EXERCISE DIRECTIONS
In the listing below, locate the lines bearing the word "ΤΕΤΟΙΟ". Copy every one of them.

──────── PROVIDED ENTRIES ────────

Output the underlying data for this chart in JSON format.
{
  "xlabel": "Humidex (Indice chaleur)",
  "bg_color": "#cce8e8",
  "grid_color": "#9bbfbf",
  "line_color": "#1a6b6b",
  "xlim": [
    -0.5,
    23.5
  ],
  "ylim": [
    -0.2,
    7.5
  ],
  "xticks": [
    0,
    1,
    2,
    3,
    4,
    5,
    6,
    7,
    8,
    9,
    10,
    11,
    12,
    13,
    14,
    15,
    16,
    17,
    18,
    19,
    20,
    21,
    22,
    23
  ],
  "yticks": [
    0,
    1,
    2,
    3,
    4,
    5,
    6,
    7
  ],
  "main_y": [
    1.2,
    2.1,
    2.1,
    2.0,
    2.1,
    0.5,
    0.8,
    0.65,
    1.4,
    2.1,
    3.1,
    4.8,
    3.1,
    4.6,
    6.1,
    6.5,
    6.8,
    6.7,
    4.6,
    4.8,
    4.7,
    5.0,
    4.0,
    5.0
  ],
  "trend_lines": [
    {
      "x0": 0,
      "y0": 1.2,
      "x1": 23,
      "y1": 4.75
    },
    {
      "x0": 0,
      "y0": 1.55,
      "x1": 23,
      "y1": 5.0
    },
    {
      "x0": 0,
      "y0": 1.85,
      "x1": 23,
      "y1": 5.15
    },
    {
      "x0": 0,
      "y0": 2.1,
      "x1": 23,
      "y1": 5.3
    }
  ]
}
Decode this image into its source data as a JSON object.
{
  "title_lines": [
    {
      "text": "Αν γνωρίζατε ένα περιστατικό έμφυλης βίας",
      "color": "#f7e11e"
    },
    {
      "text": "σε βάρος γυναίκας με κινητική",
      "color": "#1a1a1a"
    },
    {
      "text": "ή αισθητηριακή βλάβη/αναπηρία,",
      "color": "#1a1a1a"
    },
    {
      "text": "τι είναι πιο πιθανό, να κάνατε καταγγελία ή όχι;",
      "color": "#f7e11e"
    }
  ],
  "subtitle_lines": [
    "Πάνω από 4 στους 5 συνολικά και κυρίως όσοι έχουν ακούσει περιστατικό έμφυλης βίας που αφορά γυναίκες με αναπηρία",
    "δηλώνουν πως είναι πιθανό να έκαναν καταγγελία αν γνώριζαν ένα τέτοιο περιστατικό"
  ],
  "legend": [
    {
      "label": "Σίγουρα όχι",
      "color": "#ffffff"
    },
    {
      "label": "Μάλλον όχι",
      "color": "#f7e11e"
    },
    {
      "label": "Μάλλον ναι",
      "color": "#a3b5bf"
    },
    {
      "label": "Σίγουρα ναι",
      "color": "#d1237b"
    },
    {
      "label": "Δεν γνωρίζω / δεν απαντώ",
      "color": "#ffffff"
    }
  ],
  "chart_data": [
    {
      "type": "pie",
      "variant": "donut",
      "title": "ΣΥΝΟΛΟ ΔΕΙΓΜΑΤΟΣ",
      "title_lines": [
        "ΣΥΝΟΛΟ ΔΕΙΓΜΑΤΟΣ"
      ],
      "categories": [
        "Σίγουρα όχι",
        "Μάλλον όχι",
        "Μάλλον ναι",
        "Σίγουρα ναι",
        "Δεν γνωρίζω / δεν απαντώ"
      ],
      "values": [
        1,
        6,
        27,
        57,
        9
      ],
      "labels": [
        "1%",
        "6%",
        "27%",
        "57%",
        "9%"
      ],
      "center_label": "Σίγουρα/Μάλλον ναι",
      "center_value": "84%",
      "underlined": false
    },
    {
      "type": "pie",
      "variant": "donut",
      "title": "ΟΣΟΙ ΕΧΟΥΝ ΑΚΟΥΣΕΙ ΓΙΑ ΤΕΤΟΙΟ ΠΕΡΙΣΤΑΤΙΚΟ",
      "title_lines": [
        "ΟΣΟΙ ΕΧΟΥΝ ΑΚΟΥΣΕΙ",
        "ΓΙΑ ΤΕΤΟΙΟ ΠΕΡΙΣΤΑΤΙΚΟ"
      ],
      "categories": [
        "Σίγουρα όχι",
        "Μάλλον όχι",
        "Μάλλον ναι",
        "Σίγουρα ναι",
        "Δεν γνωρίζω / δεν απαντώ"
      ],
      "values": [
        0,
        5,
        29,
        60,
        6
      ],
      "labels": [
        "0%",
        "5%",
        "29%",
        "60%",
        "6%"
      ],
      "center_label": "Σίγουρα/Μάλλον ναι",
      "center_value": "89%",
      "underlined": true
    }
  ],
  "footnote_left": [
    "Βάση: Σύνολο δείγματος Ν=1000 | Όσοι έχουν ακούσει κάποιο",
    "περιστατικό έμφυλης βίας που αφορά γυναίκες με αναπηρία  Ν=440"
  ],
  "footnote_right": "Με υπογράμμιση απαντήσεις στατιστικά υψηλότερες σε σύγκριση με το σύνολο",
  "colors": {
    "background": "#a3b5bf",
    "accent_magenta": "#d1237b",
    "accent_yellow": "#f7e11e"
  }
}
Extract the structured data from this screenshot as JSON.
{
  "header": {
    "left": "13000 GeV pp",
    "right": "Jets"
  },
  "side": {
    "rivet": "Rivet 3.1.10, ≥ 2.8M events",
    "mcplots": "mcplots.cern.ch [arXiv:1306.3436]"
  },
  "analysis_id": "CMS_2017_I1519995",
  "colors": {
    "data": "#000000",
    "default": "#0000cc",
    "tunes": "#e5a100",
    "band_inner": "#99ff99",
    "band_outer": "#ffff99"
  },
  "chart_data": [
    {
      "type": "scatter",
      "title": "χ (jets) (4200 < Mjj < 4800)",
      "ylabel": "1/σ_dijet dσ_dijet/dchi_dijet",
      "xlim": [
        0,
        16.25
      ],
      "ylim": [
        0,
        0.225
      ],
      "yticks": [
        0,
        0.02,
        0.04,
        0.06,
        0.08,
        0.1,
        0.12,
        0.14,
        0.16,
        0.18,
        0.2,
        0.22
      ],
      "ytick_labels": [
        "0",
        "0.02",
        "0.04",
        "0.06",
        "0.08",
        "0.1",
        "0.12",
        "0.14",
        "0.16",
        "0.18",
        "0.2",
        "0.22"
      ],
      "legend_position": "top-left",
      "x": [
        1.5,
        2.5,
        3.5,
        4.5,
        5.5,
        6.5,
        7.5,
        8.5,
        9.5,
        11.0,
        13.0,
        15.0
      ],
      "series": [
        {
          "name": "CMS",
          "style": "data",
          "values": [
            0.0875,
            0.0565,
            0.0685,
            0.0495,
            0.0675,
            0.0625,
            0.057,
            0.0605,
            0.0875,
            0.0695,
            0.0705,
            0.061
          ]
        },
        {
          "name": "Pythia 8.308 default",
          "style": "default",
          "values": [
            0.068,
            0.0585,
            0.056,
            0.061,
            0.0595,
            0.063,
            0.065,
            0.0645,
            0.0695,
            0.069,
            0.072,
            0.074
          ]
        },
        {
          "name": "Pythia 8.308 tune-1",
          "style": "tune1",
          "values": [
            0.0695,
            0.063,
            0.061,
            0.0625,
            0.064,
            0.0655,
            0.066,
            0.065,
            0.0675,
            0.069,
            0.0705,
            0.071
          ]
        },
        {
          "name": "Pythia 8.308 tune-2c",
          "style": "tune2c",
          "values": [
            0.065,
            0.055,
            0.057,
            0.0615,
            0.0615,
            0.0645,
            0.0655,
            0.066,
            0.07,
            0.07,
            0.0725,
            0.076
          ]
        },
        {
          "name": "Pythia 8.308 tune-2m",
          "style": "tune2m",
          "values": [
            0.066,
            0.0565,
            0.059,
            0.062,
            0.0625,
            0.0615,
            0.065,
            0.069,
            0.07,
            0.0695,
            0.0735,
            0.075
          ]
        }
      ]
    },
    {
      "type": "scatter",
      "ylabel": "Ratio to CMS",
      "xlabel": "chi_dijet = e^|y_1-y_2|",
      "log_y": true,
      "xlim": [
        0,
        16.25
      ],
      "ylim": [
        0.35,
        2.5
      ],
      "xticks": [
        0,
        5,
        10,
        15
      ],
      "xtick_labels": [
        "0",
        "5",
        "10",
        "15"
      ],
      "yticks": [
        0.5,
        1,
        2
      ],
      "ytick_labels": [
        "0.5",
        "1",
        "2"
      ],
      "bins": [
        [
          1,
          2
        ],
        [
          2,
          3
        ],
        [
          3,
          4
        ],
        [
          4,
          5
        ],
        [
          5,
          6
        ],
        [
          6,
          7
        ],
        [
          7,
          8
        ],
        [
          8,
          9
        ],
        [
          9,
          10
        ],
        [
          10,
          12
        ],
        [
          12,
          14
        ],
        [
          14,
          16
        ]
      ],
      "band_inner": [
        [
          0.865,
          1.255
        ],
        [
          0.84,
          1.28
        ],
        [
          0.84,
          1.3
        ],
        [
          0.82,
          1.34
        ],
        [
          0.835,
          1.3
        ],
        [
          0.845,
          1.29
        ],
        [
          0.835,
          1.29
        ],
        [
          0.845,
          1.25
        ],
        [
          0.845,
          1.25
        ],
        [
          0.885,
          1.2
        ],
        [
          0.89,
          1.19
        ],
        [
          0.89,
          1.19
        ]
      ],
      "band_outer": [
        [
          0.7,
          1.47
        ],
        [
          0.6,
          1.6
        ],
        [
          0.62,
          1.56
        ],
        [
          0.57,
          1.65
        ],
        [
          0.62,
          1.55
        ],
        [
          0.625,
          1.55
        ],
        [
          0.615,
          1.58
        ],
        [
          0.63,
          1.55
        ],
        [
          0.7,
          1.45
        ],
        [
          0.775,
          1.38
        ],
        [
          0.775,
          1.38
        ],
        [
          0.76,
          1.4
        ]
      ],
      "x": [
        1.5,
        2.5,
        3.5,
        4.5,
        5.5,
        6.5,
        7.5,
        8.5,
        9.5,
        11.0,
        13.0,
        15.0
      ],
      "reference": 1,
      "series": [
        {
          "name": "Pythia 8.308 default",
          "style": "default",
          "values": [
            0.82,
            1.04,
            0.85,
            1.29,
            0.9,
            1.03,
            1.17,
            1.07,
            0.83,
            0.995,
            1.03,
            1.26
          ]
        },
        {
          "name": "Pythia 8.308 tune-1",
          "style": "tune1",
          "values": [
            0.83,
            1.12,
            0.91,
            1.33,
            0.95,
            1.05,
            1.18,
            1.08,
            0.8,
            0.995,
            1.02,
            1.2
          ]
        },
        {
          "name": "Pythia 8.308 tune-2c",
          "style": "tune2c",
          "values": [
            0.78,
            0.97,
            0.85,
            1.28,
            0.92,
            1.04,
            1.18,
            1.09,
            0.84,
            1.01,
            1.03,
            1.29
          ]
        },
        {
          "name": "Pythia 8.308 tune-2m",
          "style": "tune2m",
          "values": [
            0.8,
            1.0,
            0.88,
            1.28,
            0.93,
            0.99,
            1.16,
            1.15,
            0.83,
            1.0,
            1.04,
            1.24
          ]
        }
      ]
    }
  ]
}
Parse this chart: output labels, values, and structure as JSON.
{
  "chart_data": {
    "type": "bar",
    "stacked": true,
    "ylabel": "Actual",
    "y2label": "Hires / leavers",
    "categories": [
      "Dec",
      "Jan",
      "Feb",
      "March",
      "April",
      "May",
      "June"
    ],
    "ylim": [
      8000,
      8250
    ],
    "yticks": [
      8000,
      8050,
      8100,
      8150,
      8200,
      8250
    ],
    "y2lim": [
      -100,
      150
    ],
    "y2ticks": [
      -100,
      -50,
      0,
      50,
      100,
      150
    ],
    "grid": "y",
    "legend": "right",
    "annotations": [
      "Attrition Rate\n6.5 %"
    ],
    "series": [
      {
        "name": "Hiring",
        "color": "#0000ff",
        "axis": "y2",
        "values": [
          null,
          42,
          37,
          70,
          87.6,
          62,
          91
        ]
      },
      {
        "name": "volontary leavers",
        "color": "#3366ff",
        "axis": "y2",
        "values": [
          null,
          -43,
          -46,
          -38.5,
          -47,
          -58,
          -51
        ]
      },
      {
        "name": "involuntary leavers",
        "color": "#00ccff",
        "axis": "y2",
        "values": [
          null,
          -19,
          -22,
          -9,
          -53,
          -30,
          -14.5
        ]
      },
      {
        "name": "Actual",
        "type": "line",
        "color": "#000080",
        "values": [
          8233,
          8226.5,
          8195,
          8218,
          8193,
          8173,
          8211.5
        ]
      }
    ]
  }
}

────────

COMPLETED TASK
      "title": "ΟΣΟΙ ΕΧΟΥΝ ΑΚΟΥΣΕΙ ΓΙΑ ΤΕΤΟΙΟ ΠΕΡΙΣΤΑΤΙΚΟ",
        "ΓΙΑ ΤΕΤΟΙΟ ΠΕΡΙΣΤΑΤΙΚΟ"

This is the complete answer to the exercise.